### GOAL
Copy the listing below word for word, from its first line through the line containing "other-value-2: 100.000,- zł", both included.

### DATA PROVIDED
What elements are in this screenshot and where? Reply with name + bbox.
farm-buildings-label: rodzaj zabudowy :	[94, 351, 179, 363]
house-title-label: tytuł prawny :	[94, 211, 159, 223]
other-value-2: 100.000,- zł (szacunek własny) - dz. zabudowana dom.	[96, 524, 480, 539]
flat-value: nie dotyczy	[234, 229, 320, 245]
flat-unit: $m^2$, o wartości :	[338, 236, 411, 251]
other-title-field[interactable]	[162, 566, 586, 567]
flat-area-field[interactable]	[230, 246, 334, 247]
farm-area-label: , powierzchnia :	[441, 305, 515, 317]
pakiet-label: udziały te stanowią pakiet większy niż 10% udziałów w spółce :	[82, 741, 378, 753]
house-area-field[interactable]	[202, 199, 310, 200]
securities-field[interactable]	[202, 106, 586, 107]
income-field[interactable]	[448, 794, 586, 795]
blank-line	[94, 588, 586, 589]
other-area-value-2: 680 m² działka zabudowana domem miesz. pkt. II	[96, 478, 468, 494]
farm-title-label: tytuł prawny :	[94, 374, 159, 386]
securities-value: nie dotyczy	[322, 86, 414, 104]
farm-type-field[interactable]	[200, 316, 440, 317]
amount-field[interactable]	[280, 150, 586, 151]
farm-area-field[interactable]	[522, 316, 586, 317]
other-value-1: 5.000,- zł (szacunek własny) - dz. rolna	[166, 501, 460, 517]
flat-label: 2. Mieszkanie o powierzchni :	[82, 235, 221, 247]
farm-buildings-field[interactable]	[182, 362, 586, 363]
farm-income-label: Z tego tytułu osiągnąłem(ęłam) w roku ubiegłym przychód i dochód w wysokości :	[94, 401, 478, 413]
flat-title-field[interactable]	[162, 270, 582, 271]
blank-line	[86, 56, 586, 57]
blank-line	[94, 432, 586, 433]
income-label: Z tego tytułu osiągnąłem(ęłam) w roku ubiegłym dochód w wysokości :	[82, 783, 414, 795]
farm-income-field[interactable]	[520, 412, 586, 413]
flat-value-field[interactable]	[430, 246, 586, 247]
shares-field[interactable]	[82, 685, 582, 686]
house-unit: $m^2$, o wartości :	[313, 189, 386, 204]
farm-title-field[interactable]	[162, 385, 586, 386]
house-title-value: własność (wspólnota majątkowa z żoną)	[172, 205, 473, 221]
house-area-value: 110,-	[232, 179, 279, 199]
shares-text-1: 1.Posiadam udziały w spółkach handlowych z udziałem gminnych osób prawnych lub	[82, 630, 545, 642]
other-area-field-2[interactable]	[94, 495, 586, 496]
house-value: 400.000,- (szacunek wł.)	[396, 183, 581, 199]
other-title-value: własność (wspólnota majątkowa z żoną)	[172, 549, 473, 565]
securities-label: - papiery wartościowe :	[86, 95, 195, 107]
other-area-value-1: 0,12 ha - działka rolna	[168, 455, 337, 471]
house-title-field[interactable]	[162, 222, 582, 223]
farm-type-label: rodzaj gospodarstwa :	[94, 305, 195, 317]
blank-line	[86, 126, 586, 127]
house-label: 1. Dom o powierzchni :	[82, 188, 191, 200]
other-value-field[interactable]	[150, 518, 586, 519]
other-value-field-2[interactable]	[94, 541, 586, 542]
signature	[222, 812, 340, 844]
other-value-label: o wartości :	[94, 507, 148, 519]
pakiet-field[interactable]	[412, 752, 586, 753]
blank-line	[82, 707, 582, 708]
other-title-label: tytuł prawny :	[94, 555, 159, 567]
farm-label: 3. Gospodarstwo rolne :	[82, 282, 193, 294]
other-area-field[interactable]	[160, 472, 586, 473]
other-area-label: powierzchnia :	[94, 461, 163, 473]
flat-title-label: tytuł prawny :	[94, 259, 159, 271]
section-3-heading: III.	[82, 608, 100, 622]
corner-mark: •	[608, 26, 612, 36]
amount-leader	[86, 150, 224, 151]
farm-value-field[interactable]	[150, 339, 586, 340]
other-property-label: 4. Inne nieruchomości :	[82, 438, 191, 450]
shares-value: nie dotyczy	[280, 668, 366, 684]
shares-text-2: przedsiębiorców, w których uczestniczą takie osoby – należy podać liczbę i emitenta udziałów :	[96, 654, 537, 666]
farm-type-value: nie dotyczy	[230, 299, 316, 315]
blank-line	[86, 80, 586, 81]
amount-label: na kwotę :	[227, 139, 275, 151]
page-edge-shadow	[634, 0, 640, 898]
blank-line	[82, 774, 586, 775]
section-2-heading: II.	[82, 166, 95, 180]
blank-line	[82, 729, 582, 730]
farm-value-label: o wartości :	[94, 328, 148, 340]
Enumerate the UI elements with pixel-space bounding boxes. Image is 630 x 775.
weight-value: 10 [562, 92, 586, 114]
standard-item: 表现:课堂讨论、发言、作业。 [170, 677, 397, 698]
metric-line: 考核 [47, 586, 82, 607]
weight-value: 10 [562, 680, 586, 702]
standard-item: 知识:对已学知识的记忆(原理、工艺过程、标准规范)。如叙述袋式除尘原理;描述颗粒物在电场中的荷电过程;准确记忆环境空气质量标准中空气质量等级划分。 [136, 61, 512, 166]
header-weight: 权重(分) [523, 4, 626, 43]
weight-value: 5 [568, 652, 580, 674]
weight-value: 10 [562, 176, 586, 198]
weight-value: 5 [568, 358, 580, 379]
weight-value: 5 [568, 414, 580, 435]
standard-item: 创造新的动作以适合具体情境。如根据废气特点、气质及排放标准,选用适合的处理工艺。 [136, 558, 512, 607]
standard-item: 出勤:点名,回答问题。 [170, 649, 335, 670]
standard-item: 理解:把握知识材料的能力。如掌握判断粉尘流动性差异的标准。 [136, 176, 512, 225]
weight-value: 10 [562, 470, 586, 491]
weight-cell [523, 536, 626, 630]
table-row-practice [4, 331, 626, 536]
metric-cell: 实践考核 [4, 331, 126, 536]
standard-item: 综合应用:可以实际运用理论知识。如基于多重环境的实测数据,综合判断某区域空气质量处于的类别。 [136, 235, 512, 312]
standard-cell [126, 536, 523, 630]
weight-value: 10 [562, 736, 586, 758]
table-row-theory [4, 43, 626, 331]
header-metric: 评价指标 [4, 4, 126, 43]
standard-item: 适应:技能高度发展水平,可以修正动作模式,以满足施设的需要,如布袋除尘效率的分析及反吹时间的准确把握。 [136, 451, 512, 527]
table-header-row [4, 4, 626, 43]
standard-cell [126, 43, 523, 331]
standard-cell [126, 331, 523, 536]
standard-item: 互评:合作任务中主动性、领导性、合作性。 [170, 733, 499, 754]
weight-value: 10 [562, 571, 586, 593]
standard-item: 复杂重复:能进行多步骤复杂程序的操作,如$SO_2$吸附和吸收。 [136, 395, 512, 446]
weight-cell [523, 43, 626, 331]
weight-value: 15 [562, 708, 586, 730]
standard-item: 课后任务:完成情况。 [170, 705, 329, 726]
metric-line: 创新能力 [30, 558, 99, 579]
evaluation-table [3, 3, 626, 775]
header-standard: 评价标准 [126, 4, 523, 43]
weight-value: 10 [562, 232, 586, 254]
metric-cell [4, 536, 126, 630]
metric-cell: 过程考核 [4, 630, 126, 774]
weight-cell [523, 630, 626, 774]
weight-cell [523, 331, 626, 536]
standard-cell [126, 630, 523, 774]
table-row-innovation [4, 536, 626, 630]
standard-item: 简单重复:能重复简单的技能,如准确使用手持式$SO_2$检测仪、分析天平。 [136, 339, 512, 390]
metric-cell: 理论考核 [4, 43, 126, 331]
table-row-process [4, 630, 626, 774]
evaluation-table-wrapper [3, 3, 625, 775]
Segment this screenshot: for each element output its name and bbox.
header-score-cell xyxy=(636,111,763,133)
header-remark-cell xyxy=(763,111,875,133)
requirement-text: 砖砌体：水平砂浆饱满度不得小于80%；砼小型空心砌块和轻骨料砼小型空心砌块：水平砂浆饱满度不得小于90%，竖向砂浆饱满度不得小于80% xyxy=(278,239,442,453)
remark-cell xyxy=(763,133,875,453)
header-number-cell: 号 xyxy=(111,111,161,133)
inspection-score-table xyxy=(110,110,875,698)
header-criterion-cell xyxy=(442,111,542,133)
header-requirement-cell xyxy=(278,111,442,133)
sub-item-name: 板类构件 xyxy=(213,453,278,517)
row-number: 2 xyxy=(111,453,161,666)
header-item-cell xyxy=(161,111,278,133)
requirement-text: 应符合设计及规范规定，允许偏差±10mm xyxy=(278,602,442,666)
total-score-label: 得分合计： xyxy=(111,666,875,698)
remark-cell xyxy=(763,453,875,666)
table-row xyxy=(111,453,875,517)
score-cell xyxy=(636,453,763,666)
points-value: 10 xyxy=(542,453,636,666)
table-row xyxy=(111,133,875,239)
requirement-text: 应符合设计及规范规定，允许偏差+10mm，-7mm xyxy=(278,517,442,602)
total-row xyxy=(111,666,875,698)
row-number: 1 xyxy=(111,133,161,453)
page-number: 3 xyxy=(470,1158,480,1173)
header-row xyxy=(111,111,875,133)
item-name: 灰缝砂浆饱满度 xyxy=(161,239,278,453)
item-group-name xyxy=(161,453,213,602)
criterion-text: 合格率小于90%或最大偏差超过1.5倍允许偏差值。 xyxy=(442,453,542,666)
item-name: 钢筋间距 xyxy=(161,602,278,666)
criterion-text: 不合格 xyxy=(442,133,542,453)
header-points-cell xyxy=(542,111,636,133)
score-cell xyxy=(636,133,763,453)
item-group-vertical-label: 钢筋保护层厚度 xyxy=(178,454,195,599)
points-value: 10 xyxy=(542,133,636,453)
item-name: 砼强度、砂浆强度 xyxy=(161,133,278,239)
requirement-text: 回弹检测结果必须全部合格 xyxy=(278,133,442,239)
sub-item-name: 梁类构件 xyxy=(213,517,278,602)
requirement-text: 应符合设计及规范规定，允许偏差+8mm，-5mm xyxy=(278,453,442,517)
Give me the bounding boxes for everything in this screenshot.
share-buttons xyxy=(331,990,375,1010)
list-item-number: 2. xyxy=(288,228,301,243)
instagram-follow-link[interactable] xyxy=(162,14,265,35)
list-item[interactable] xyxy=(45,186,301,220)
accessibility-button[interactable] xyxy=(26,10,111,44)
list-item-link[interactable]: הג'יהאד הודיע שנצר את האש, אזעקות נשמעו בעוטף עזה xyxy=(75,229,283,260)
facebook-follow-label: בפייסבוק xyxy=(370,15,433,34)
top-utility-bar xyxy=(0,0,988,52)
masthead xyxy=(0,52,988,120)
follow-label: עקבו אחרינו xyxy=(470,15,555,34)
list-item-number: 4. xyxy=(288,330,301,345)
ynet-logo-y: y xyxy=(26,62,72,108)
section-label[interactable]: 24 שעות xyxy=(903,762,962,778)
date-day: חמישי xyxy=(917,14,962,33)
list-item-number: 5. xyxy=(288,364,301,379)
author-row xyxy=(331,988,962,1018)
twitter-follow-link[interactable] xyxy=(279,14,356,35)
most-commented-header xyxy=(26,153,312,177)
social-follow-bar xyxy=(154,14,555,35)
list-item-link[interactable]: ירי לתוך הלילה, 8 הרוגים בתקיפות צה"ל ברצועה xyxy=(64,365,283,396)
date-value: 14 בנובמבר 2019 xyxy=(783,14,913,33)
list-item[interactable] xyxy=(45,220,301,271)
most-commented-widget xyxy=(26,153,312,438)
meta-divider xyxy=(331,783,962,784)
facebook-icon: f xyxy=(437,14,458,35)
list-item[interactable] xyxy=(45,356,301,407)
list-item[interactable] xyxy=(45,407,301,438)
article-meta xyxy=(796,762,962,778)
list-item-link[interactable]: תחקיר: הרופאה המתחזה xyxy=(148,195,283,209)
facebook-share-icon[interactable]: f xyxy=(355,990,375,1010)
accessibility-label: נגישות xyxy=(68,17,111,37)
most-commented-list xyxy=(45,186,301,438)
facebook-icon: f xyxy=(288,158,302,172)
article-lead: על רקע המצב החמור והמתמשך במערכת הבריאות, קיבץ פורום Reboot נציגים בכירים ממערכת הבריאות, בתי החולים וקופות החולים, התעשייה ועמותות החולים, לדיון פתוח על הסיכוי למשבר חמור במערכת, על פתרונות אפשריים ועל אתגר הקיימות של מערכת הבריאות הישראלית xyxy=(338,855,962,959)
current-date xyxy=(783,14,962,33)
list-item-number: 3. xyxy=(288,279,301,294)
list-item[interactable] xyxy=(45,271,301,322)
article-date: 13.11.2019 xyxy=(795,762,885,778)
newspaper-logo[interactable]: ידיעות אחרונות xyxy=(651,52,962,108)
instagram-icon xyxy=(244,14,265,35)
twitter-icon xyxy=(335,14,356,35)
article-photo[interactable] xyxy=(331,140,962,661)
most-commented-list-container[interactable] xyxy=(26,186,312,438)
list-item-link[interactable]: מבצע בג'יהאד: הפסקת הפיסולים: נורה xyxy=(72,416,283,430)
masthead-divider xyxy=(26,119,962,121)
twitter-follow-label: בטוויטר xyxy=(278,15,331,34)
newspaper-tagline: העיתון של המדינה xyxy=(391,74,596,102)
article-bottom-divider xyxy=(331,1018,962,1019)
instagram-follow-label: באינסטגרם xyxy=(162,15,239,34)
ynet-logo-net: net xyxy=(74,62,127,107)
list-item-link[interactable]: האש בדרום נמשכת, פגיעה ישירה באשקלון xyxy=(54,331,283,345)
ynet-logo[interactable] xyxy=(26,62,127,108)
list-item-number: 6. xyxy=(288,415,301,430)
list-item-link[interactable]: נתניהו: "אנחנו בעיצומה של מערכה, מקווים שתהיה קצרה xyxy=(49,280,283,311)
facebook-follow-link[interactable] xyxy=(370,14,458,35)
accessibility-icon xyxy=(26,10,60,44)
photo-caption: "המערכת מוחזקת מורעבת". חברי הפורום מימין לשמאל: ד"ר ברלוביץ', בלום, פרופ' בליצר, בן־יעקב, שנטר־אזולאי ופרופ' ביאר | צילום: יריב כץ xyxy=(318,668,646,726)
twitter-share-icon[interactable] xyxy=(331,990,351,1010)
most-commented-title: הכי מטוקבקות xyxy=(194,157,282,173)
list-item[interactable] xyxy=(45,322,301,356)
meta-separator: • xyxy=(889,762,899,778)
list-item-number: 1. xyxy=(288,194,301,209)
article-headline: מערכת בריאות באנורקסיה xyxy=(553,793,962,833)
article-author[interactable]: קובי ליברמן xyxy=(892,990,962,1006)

### RESPONSE TO THIS EXERCISE
What elements are in this screenshot and where? Reply with name + bbox.
farm-buildings-label: rodzaj zabudowy :	[94, 351, 179, 363]
house-title-label: tytuł prawny :	[94, 211, 159, 223]
other-value-2: 100.000,- zł (szacunek własny) - dz. zabudowana dom.	[96, 524, 480, 539]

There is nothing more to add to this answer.